**TASK DETAILS**
Reproduce the entries word for word, and omit any picture you find in them.

──────── AVAILABLE DATA

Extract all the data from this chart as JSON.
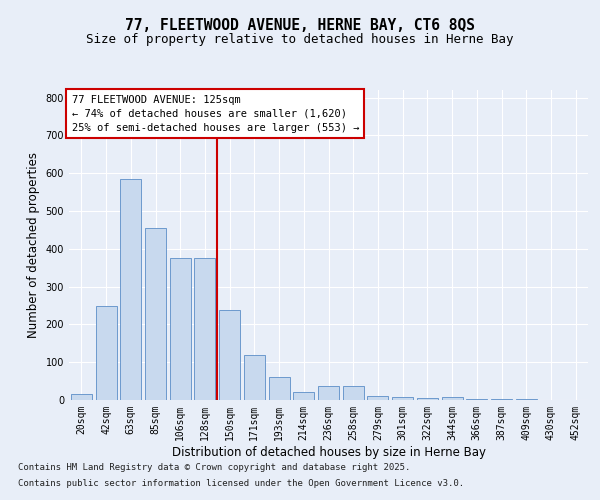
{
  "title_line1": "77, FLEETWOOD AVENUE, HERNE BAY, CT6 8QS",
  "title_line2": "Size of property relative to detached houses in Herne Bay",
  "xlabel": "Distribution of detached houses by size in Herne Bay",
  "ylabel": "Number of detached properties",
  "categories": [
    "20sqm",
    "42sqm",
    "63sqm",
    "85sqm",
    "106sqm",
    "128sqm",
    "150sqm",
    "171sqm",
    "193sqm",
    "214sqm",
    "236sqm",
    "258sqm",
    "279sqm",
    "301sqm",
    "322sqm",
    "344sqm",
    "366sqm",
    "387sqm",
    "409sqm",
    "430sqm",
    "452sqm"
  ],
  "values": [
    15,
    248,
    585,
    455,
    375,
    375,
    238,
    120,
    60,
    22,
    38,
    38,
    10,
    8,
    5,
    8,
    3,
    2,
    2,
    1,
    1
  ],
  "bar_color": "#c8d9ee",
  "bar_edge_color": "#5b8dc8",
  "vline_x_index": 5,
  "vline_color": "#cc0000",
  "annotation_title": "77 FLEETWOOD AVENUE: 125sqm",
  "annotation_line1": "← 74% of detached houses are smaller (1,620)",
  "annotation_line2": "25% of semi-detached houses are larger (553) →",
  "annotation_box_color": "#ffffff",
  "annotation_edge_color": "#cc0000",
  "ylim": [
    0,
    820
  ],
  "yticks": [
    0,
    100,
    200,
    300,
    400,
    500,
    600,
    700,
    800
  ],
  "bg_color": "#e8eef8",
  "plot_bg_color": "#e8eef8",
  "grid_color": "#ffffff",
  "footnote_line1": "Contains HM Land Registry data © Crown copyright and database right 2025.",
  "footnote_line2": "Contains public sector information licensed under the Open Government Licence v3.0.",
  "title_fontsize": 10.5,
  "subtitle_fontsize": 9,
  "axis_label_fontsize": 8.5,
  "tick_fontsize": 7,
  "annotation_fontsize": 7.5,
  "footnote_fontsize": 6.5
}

────────────────

**CORRECT RESULT**
Extract all the data from this chart as JSON.
{
  "title_line1": "77, FLEETWOOD AVENUE, HERNE BAY, CT6 8QS",
  "title_line2": "Size of property relative to detached houses in Herne Bay",
  "xlabel": "Distribution of detached houses by size in Herne Bay",
  "ylabel": "Number of detached properties",
  "categories": [
    "20sqm",
    "42sqm",
    "63sqm",
    "85sqm",
    "106sqm",
    "128sqm",
    "150sqm",
    "171sqm",
    "193sqm",
    "214sqm",
    "236sqm",
    "258sqm",
    "279sqm",
    "301sqm",
    "322sqm",
    "344sqm",
    "366sqm",
    "387sqm",
    "409sqm",
    "430sqm",
    "452sqm"
  ],
  "values": [
    15,
    248,
    585,
    455,
    375,
    375,
    238,
    120,
    60,
    22,
    38,
    38,
    10,
    8,
    5,
    8,
    3,
    2,
    2,
    1,
    1
  ],
  "bar_color": "#c8d9ee",
  "bar_edge_color": "#5b8dc8",
  "vline_x_index": 5,
  "vline_color": "#cc0000",
  "annotation_title": "77 FLEETWOOD AVENUE: 125sqm",
  "annotation_line1": "← 74% of detached houses are smaller (1,620)",
  "annotation_line2": "25% of semi-detached houses are larger (553) →",
  "annotation_box_color": "#ffffff",
  "annotation_edge_color": "#cc0000",
  "ylim": [
    0,
    820
  ],
  "yticks": [
    0,
    100,
    200,
    300,
    400,
    500,
    600,
    700,
    800
  ],
  "bg_color": "#e8eef8",
  "plot_bg_color": "#e8eef8",
  "grid_color": "#ffffff",
  "footnote_line1": "Contains HM Land Registry data © Crown copyright and database right 2025.",
  "footnote_line2": "Contains public sector information licensed under the Open Government Licence v3.0.",
  "title_fontsize": 10.5,
  "subtitle_fontsize": 9,
  "axis_label_fontsize": 8.5,
  "tick_fontsize": 7,
  "annotation_fontsize": 7.5,
  "footnote_fontsize": 6.5
}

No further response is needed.